[Problem details] Copy out all lines of the records in which the word "cerebrovascular" appears.

**** Provided material

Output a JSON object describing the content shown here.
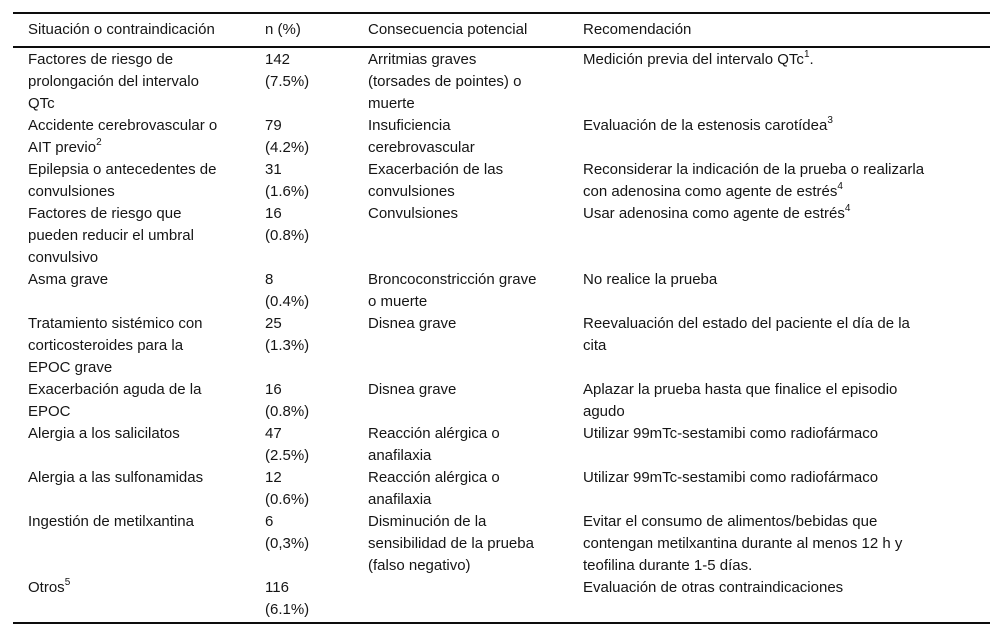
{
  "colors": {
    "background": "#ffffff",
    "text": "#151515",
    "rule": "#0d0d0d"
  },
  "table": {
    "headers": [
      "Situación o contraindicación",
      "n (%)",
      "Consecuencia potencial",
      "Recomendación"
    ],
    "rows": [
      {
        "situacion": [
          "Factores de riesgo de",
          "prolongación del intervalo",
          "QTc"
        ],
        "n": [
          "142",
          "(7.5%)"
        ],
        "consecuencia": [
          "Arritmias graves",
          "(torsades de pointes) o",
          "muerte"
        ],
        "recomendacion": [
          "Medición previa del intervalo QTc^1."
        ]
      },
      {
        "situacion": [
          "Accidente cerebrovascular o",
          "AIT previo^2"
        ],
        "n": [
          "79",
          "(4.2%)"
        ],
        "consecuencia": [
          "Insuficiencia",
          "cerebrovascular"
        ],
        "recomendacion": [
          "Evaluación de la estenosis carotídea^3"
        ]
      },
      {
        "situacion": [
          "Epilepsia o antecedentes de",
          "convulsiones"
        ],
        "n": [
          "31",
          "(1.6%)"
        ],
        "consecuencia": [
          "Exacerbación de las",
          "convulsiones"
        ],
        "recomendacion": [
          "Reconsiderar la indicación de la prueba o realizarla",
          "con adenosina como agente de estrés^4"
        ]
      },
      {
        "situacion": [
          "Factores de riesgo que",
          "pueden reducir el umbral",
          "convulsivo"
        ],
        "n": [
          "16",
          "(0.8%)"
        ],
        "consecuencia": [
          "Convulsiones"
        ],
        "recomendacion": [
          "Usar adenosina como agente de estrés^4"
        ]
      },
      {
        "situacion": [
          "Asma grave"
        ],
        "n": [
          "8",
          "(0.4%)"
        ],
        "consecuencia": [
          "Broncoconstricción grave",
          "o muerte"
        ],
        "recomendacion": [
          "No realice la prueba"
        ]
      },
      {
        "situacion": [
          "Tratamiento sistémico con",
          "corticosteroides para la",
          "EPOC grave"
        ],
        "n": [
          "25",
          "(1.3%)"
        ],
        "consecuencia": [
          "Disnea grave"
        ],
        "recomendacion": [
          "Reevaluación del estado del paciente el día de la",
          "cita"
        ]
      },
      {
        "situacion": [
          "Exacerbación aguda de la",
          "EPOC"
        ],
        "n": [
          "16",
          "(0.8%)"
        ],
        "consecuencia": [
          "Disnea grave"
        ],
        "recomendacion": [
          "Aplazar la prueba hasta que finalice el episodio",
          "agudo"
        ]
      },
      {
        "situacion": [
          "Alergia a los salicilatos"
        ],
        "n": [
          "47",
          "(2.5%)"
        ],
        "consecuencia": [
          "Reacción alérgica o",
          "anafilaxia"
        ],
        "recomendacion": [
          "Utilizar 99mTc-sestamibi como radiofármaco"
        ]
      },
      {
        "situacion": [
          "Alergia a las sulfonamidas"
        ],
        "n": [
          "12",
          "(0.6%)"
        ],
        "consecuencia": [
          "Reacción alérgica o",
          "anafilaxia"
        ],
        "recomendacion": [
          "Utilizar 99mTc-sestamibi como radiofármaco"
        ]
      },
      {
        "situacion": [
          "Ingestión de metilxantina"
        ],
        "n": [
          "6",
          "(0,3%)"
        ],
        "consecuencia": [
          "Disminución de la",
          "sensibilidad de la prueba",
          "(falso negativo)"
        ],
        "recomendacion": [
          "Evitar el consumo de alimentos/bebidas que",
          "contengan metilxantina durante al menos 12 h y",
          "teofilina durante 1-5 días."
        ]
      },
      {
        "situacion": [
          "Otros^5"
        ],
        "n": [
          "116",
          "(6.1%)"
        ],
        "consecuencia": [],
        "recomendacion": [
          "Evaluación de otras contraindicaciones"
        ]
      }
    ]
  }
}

********

[The answer]
          "Accidente cerebrovascular o",
          "cerebrovascular"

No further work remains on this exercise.